**PROBLEM:**
Reproduce all the lines below exactly and omit the images.
+++ DATA SECTION +++
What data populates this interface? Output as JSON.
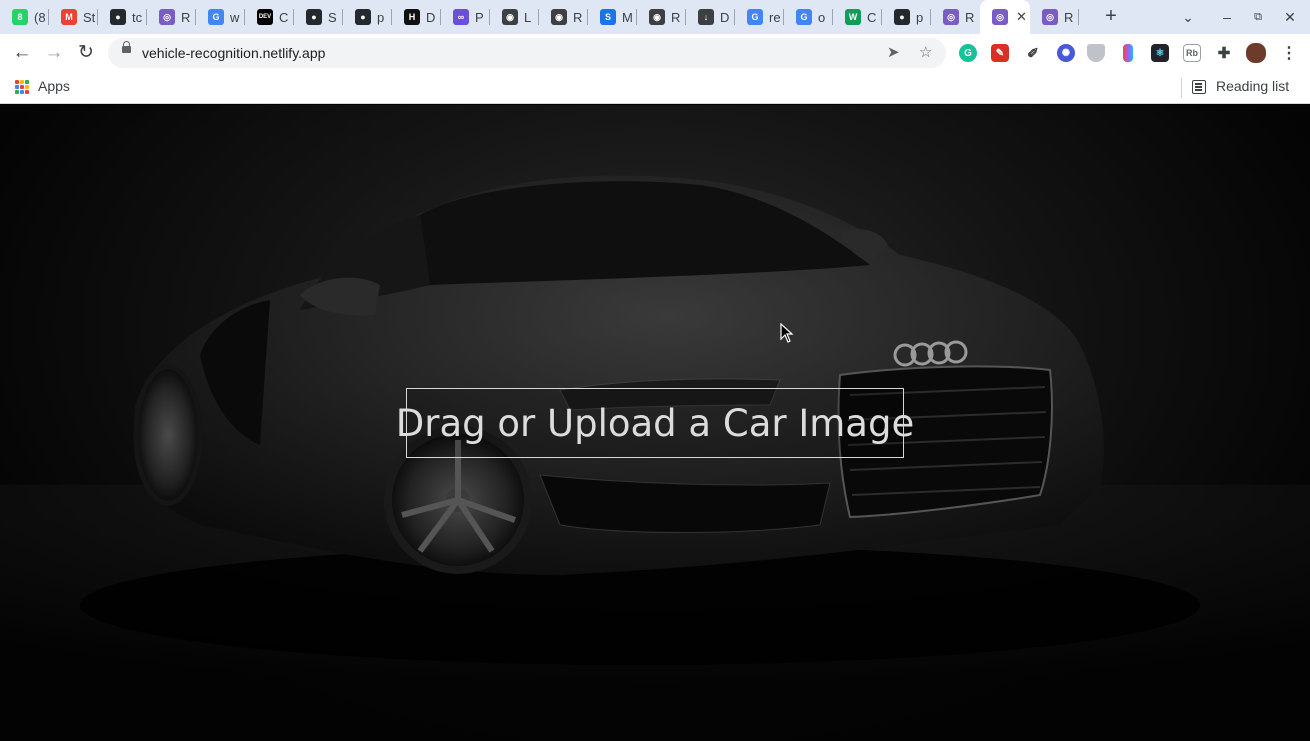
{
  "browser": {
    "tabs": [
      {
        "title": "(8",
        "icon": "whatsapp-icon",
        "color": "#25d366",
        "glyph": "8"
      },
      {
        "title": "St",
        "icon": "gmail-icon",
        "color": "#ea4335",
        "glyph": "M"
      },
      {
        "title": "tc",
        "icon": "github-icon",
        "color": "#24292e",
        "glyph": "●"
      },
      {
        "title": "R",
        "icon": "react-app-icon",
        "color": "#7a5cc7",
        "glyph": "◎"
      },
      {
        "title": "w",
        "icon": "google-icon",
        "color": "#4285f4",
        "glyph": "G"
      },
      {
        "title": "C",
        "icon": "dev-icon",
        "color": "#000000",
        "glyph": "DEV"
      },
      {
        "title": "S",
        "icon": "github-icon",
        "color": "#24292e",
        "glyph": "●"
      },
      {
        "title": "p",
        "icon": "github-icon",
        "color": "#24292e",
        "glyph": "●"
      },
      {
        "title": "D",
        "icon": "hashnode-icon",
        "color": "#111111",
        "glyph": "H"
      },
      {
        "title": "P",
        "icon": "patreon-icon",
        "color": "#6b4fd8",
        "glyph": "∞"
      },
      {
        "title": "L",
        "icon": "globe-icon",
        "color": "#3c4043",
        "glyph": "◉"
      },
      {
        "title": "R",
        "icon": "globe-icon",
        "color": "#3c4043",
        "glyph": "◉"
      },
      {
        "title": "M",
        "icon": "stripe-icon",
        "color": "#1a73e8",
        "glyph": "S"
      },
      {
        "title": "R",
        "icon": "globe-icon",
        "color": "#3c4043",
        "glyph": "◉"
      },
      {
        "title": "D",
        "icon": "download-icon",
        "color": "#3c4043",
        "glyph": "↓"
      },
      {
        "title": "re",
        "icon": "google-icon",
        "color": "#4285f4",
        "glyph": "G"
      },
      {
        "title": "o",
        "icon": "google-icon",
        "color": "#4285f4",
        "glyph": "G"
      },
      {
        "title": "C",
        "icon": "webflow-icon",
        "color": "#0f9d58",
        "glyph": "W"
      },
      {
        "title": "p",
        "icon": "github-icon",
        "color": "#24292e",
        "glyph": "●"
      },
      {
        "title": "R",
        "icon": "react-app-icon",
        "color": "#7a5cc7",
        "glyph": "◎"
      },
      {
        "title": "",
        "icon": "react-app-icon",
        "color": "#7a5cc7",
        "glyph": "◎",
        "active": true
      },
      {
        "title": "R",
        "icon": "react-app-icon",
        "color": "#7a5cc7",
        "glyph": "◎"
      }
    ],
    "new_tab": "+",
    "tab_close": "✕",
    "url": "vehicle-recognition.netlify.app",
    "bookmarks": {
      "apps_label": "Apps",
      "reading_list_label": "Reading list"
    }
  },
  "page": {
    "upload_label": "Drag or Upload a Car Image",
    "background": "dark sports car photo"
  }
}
+++
**REPLY TO THE TASK:**
What data populates this interface? Output as JSON.
{
  "browser": {
    "tabs": [
      {
        "title": "(8",
        "icon": "whatsapp-icon",
        "color": "#25d366",
        "glyph": "8"
      },
      {
        "title": "St",
        "icon": "gmail-icon",
        "color": "#ea4335",
        "glyph": "M"
      },
      {
        "title": "tc",
        "icon": "github-icon",
        "color": "#24292e",
        "glyph": "●"
      },
      {
        "title": "R",
        "icon": "react-app-icon",
        "color": "#7a5cc7",
        "glyph": "◎"
      },
      {
        "title": "w",
        "icon": "google-icon",
        "color": "#4285f4",
        "glyph": "G"
      },
      {
        "title": "C",
        "icon": "dev-icon",
        "color": "#000000",
        "glyph": "DEV"
      },
      {
        "title": "S",
        "icon": "github-icon",
        "color": "#24292e",
        "glyph": "●"
      },
      {
        "title": "p",
        "icon": "github-icon",
        "color": "#24292e",
        "glyph": "●"
      },
      {
        "title": "D",
        "icon": "hashnode-icon",
        "color": "#111111",
        "glyph": "H"
      },
      {
        "title": "P",
        "icon": "patreon-icon",
        "color": "#6b4fd8",
        "glyph": "∞"
      },
      {
        "title": "L",
        "icon": "globe-icon",
        "color": "#3c4043",
        "glyph": "◉"
      },
      {
        "title": "R",
        "icon": "globe-icon",
        "color": "#3c4043",
        "glyph": "◉"
      },
      {
        "title": "M",
        "icon": "stripe-icon",
        "color": "#1a73e8",
        "glyph": "S"
      },
      {
        "title": "R",
        "icon": "globe-icon",
        "color": "#3c4043",
        "glyph": "◉"
      },
      {
        "title": "D",
        "icon": "download-icon",
        "color": "#3c4043",
        "glyph": "↓"
      },
      {
        "title": "re",
        "icon": "google-icon",
        "color": "#4285f4",
        "glyph": "G"
      },
      {
        "title": "o",
        "icon": "google-icon",
        "color": "#4285f4",
        "glyph": "G"
      },
      {
        "title": "C",
        "icon": "webflow-icon",
        "color": "#0f9d58",
        "glyph": "W"
      },
      {
        "title": "p",
        "icon": "github-icon",
        "color": "#24292e",
        "glyph": "●"
      },
      {
        "title": "R",
        "icon": "react-app-icon",
        "color": "#7a5cc7",
        "glyph": "◎"
      },
      {
        "title": "",
        "icon": "react-app-icon",
        "color": "#7a5cc7",
        "glyph": "◎",
        "active": true
      },
      {
        "title": "R",
        "icon": "react-app-icon",
        "color": "#7a5cc7",
        "glyph": "◎"
      }
    ],
    "new_tab": "+",
    "tab_close": "✕",
    "url": "vehicle-recognition.netlify.app",
    "bookmarks": {
      "apps_label": "Apps",
      "reading_list_label": "Reading list"
    }
  },
  "page": {
    "upload_label": "Drag or Upload a Car Image",
    "background": "dark sports car photo"
  }
}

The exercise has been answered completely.